[Task] Extract every line of the material that holds the string "故C正确".

[Record excerpts]

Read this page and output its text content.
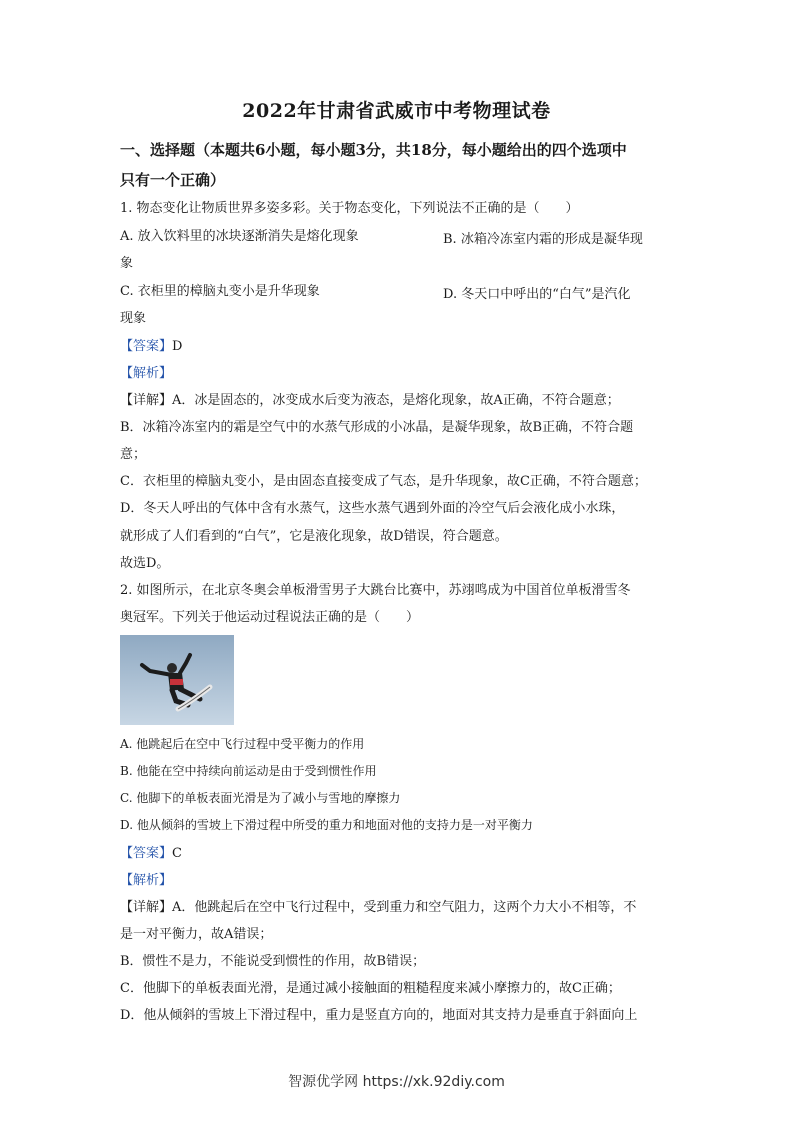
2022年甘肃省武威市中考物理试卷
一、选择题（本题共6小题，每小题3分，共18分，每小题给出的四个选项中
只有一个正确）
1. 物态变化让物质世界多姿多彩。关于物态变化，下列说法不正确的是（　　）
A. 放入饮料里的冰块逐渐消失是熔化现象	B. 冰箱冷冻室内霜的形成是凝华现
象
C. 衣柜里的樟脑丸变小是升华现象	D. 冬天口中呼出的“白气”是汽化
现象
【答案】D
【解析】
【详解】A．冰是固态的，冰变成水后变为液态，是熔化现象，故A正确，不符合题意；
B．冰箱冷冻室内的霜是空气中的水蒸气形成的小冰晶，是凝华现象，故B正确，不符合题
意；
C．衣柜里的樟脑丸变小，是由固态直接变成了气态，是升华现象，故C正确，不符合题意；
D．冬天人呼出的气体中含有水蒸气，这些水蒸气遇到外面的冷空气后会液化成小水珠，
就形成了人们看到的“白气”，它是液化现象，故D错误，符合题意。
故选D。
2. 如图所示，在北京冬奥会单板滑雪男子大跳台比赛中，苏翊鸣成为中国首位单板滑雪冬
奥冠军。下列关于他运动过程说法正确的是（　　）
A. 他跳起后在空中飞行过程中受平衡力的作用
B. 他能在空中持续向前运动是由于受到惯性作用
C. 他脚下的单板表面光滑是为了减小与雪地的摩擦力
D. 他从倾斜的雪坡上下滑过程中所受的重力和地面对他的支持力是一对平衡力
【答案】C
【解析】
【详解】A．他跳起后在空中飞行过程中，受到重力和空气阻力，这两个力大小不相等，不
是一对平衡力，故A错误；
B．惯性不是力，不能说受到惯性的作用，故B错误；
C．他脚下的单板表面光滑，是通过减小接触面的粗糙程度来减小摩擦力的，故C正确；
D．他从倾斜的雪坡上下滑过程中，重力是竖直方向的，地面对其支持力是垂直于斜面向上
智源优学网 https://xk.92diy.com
---
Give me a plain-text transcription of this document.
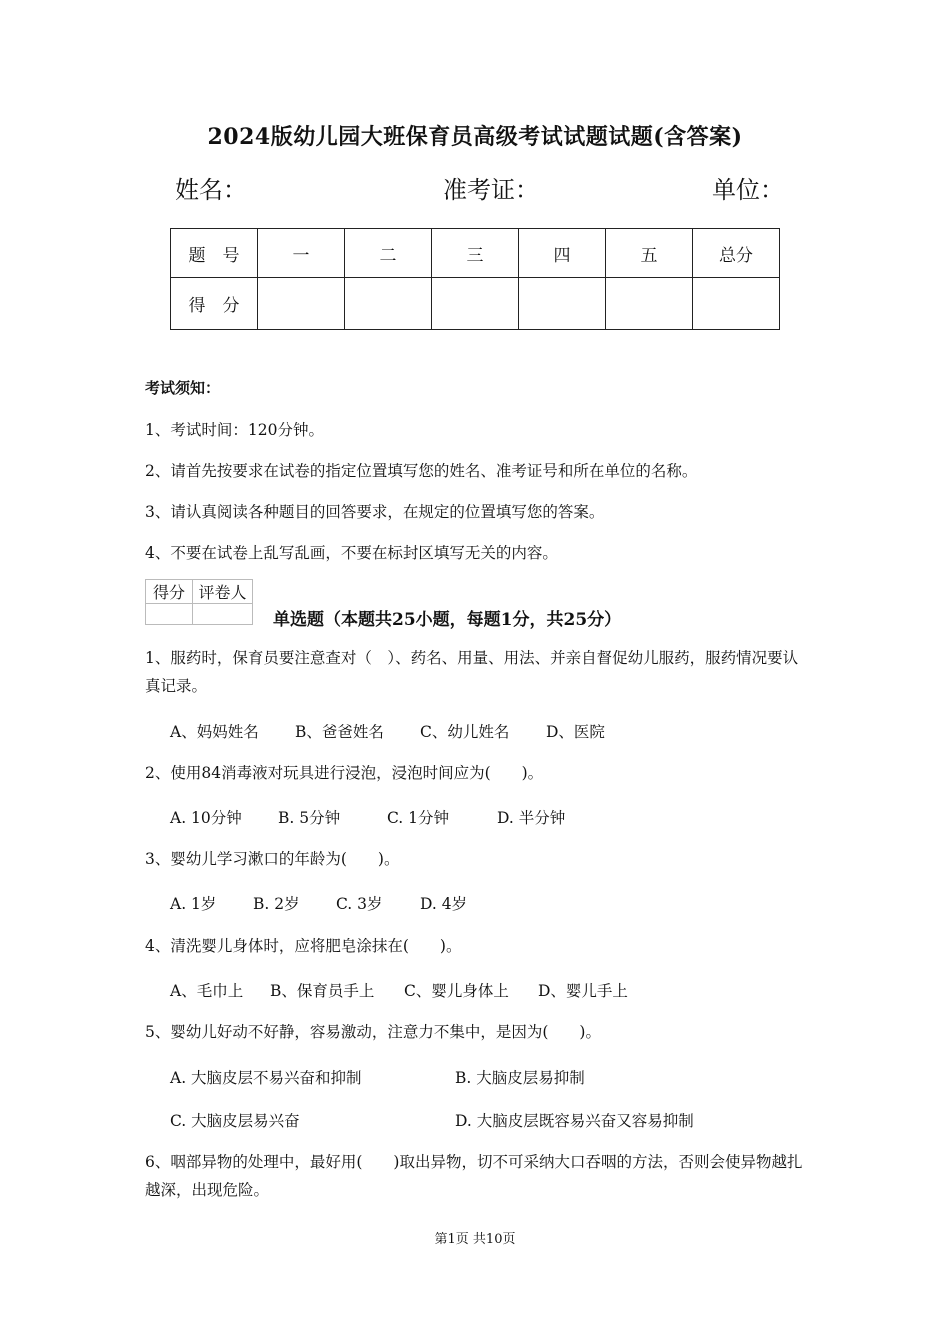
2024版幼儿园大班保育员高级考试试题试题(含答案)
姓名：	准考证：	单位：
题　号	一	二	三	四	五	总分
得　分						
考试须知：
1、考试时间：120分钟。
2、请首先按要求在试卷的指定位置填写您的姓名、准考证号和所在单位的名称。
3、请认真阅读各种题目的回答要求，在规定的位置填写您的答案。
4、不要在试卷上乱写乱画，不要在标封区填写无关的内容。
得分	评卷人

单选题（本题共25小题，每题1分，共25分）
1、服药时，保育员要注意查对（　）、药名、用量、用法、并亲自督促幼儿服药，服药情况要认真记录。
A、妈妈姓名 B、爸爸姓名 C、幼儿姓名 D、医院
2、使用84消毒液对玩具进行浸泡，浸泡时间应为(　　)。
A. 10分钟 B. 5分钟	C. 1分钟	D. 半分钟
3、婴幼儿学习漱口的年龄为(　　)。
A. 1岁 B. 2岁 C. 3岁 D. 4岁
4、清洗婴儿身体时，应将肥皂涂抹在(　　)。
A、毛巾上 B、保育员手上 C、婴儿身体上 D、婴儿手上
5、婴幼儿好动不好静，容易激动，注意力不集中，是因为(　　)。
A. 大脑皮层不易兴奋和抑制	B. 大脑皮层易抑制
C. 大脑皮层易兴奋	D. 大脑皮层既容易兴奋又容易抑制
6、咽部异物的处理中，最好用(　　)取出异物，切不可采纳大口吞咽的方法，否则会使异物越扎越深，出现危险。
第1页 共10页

[Written answer]
C．衣柜里的樟脑丸变小，是由固态直接变成了气态，是升华现象，故C正确，不符合题意；
C．他脚下的单板表面光滑，是通过减小接触面的粗糙程度来减小摩擦力的，故C正确；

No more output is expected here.